Some records

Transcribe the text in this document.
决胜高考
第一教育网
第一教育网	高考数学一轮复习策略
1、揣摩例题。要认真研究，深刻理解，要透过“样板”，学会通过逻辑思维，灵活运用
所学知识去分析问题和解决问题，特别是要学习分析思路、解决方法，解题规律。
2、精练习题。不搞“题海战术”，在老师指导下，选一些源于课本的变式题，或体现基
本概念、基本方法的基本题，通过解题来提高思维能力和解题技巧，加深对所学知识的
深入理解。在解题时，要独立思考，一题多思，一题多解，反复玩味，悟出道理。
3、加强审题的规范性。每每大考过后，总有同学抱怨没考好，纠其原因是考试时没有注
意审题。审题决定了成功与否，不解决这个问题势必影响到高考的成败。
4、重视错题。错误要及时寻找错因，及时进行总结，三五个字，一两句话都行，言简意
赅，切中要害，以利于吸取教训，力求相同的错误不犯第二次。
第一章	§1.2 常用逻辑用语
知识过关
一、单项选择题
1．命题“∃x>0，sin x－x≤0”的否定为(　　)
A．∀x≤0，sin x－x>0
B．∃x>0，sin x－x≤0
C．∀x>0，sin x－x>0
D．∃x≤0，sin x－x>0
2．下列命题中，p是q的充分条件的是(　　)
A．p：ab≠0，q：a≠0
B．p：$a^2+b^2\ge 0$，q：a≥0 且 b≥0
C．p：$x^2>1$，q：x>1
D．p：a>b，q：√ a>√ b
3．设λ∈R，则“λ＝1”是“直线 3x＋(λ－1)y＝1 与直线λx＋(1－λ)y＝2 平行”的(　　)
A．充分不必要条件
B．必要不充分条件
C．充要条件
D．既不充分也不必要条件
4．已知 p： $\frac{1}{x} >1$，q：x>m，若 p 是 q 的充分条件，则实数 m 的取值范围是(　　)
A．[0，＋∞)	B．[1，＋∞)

* Task prompt *
Extract each entry in full and write it down exactly.

* Full solution *
Transcribe the text in this document.
决胜高考
第一教育网
第一教育网	高考数学一轮复习策略
1、揣摩例题。要认真研究，深刻理解，要透过“样板”，学会通过逻辑思维，灵活运用
所学知识去分析问题和解决问题，特别是要学习分析思路、解决方法，解题规律。
2、精练习题。不搞“题海战术”，在老师指导下，选一些源于课本的变式题，或体现基
本概念、基本方法的基本题，通过解题来提高思维能力和解题技巧，加深对所学知识的
深入理解。在解题时，要独立思考，一题多思，一题多解，反复玩味，悟出道理。
3、加强审题的规范性。每每大考过后，总有同学抱怨没考好，纠其原因是考试时没有注
意审题。审题决定了成功与否，不解决这个问题势必影响到高考的成败。
4、重视错题。错误要及时寻找错因，及时进行总结，三五个字，一两句话都行，言简意
赅，切中要害，以利于吸取教训，力求相同的错误不犯第二次。
第一章	§1.2 常用逻辑用语
知识过关
一、单项选择题
1．命题“∃x>0，sin x－x≤0”的否定为(　　)
A．∀x≤0，sin x－x>0
B．∃x>0，sin x－x≤0
C．∀x>0，sin x－x>0
D．∃x≤0，sin x－x>0
2．下列命题中，p是q的充分条件的是(　　)
A．p：ab≠0，q：a≠0
B．p：$a^2+b^2\ge 0$，q：a≥0 且 b≥0
C．p：$x^2>1$，q：x>1
D．p：a>b，q：√ a>√ b
3．设λ∈R，则“λ＝1”是“直线 3x＋(λ－1)y＝1 与直线λx＋(1－λ)y＝2 平行”的(　　)
A．充分不必要条件
B．必要不充分条件
C．充要条件
D．既不充分也不必要条件
4．已知 p： $\frac{1}{x} >1$，q：x>m，若 p 是 q 的充分条件，则实数 m 的取值范围是(　　)
A．[0，＋∞)	B．[1，＋∞)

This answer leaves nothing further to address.